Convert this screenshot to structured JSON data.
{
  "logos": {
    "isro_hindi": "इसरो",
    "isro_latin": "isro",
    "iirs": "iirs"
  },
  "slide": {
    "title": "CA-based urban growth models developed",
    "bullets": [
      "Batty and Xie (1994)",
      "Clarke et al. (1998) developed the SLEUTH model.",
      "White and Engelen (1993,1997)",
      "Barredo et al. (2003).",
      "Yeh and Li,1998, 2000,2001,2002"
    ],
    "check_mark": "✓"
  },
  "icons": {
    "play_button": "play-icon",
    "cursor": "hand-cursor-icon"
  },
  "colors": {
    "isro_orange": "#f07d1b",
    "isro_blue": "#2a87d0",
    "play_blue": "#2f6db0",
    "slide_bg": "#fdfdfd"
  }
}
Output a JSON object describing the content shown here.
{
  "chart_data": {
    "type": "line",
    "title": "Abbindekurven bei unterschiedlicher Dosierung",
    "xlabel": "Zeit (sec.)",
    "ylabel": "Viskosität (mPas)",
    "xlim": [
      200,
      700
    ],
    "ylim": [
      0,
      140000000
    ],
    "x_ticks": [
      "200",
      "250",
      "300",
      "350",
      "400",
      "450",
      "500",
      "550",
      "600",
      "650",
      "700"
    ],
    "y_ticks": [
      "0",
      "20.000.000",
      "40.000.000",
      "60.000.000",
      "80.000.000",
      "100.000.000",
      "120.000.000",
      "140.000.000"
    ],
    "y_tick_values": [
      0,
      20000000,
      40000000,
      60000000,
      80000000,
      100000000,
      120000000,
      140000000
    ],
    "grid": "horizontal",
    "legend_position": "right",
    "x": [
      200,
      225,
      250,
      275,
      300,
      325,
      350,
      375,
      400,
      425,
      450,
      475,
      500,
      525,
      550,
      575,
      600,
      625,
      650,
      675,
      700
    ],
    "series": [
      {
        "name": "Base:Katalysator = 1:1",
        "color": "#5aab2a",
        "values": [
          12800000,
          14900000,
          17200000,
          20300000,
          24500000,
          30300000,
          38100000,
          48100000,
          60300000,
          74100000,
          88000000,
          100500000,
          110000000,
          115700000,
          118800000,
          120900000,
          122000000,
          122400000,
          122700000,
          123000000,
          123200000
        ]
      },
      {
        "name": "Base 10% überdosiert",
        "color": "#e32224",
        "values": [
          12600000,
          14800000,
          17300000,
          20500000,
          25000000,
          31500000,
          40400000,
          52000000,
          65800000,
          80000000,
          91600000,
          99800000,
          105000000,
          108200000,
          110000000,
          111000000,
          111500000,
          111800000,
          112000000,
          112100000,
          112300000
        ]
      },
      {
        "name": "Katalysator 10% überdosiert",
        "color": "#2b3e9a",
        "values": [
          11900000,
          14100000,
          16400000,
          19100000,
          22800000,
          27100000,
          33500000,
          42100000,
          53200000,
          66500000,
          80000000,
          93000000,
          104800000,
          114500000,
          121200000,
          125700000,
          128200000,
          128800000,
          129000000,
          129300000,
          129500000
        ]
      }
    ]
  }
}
========
What is needed> Extract every record and return it verbatim.

Written reply>
Convert this screenshot to structured JSON data.
{
  "logos": {
    "isro_hindi": "इसरो",
    "isro_latin": "isro",
    "iirs": "iirs"
  },
  "slide": {
    "title": "CA-based urban growth models developed",
    "bullets": [
      "Batty and Xie (1994)",
      "Clarke et al. (1998) developed the SLEUTH model.",
      "White and Engelen (1993,1997)",
      "Barredo et al. (2003).",
      "Yeh and Li,1998, 2000,2001,2002"
    ],
    "check_mark": "✓"
  },
  "icons": {
    "play_button": "play-icon",
    "cursor": "hand-cursor-icon"
  },
  "colors": {
    "isro_orange": "#f07d1b",
    "isro_blue": "#2a87d0",
    "play_blue": "#2f6db0",
    "slide_bg": "#fdfdfd"
  }
}
Output a JSON object describing the content shown here.
{
  "chart_data": {
    "type": "line",
    "title": "Abbindekurven bei unterschiedlicher Dosierung",
    "xlabel": "Zeit (sec.)",
    "ylabel": "Viskosität (mPas)",
    "xlim": [
      200,
      700
    ],
    "ylim": [
      0,
      140000000
    ],
    "x_ticks": [
      "200",
      "250",
      "300",
      "350",
      "400",
      "450",
      "500",
      "550",
      "600",
      "650",
      "700"
    ],
    "y_ticks": [
      "0",
      "20.000.000",
      "40.000.000",
      "60.000.000",
      "80.000.000",
      "100.000.000",
      "120.000.000",
      "140.000.000"
    ],
    "y_tick_values": [
      0,
      20000000,
      40000000,
      60000000,
      80000000,
      100000000,
      120000000,
      140000000
    ],
    "grid": "horizontal",
    "legend_position": "right",
    "x": [
      200,
      225,
      250,
      275,
      300,
      325,
      350,
      375,
      400,
      425,
      450,
      475,
      500,
      525,
      550,
      575,
      600,
      625,
      650,
      675,
      700
    ],
    "series": [
      {
        "name": "Base:Katalysator = 1:1",
        "color": "#5aab2a",
        "values": [
          12800000,
          14900000,
          17200000,
          20300000,
          24500000,
          30300000,
          38100000,
          48100000,
          60300000,
          74100000,
          88000000,
          100500000,
          110000000,
          115700000,
          118800000,
          120900000,
          122000000,
          122400000,
          122700000,
          123000000,
          123200000
        ]
      },
      {
        "name": "Base 10% überdosiert",
        "color": "#e32224",
        "values": [
          12600000,
          14800000,
          17300000,
          20500000,
          25000000,
          31500000,
          40400000,
          52000000,
          65800000,
          80000000,
          91600000,
          99800000,
          105000000,
          108200000,
          110000000,
          111000000,
          111500000,
          111800000,
          112000000,
          112100000,
          112300000
        ]
      },
      {
        "name": "Katalysator 10% überdosiert",
        "color": "#2b3e9a",
        "values": [
          11900000,
          14100000,
          16400000,
          19100000,
          22800000,
          27100000,
          33500000,
          42100000,
          53200000,
          66500000,
          80000000,
          93000000,
          104800000,
          114500000,
          121200000,
          125700000,
          128200000,
          128800000,
          129000000,
          129300000,
          129500000
        ]
      }
    ]
  }
}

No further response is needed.